Copy out every line that contains "category".

## Records to process
-------------------------
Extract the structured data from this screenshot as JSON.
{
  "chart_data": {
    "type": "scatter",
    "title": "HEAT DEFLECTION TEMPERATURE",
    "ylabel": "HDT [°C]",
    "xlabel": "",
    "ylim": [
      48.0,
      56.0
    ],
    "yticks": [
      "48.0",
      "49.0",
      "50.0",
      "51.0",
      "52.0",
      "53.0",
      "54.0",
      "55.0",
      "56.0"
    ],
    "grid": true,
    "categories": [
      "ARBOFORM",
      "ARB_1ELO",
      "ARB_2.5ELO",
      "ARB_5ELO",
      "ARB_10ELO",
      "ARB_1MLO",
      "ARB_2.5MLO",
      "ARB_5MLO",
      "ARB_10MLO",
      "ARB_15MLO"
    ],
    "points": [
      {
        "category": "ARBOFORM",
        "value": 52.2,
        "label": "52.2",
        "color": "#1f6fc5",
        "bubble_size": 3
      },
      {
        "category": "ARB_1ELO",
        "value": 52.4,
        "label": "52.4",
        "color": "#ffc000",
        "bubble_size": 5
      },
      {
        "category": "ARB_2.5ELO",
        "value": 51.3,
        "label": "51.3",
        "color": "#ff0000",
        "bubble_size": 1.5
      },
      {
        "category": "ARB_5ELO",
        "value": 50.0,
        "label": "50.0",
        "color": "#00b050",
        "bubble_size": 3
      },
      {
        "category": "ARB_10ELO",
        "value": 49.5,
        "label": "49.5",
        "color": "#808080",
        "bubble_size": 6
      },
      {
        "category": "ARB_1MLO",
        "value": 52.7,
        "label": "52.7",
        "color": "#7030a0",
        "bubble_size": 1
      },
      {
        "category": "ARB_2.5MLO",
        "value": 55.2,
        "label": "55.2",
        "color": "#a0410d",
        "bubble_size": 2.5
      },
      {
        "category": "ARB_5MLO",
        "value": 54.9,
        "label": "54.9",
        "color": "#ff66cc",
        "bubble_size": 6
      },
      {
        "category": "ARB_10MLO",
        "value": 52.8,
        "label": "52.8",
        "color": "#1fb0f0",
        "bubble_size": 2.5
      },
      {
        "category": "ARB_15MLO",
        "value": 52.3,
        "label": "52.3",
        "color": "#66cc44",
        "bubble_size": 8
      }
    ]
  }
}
-------------------------
## Solution to the problem
        "category": "ARBOFORM",
        "category": "ARB_1ELO",
        "category": "ARB_2.5ELO",
        "category": "ARB_5ELO",
        "category": "ARB_10ELO",
        "category": "ARB_1MLO",
        "category": "ARB_2.5MLO",
        "category": "ARB_5MLO",
        "category": "ARB_10MLO",
        "category": "ARB_15MLO",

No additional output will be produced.